Exercise brief
Select from the records below every line that has the word "CHRISTMAS" in it.

Saved data entries
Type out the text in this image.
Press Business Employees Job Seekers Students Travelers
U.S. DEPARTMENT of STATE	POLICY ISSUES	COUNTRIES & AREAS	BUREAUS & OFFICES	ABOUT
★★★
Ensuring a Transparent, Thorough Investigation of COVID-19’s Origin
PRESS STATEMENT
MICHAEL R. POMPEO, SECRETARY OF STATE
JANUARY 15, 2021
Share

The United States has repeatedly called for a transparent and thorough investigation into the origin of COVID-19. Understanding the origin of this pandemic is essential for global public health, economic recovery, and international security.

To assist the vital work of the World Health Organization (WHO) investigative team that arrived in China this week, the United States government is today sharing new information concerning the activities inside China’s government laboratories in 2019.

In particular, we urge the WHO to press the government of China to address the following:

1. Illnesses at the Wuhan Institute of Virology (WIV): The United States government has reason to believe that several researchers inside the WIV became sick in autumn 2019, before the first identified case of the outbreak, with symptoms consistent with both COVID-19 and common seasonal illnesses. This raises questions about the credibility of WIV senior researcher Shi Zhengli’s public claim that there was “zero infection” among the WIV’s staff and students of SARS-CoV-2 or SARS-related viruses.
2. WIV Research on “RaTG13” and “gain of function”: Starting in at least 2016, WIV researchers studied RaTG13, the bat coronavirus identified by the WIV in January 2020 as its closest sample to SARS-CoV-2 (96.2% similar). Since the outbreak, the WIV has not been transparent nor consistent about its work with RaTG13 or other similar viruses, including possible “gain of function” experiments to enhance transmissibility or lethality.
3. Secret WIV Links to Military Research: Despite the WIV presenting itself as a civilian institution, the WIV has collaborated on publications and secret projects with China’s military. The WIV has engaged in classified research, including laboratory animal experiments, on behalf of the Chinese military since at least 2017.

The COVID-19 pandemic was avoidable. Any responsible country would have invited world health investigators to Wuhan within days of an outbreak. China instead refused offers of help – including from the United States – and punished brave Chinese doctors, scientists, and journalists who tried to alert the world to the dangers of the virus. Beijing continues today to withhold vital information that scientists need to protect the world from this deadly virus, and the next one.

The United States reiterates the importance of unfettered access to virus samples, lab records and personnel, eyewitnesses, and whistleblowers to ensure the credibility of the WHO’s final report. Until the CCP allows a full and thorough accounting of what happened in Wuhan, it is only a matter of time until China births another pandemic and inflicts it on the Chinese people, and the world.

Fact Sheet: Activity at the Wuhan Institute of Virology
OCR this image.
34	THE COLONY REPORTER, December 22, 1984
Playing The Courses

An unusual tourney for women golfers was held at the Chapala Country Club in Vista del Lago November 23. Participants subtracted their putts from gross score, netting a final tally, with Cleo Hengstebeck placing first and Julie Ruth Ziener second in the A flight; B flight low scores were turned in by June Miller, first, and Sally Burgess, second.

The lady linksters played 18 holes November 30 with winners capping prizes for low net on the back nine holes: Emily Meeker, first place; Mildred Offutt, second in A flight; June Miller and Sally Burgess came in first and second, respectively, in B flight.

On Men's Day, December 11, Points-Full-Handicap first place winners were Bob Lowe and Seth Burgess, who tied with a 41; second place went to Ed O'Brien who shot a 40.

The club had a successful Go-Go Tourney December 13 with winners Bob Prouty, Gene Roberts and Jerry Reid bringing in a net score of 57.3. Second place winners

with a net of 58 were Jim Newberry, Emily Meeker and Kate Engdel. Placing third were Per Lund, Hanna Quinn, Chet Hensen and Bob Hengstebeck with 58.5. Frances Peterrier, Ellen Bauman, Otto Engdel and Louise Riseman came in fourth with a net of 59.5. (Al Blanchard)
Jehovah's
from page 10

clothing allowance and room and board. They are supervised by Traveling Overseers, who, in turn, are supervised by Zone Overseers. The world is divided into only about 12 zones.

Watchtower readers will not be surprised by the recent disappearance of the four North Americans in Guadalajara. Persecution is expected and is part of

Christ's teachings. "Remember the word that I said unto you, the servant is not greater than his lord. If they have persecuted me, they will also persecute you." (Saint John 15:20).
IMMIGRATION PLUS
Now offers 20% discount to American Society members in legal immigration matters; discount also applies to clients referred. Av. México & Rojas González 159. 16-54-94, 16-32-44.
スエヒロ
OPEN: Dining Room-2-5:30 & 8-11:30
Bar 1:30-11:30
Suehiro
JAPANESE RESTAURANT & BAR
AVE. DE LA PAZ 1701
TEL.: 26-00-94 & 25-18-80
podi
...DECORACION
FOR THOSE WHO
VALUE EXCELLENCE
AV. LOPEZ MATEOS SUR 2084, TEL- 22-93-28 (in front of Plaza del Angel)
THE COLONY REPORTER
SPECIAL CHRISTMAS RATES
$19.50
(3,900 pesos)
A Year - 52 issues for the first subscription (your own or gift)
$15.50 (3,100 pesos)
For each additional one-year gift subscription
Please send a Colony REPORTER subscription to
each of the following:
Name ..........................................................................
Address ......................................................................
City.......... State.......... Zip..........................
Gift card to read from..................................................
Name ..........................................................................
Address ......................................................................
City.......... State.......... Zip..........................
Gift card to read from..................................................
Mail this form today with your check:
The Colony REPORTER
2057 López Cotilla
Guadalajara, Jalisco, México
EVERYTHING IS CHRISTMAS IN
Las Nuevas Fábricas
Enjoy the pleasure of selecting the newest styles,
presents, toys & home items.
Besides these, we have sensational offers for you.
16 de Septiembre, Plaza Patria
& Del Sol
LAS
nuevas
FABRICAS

Exercise result
SPECIAL CHRISTMAS RATES
EVERYTHING IS CHRISTMAS IN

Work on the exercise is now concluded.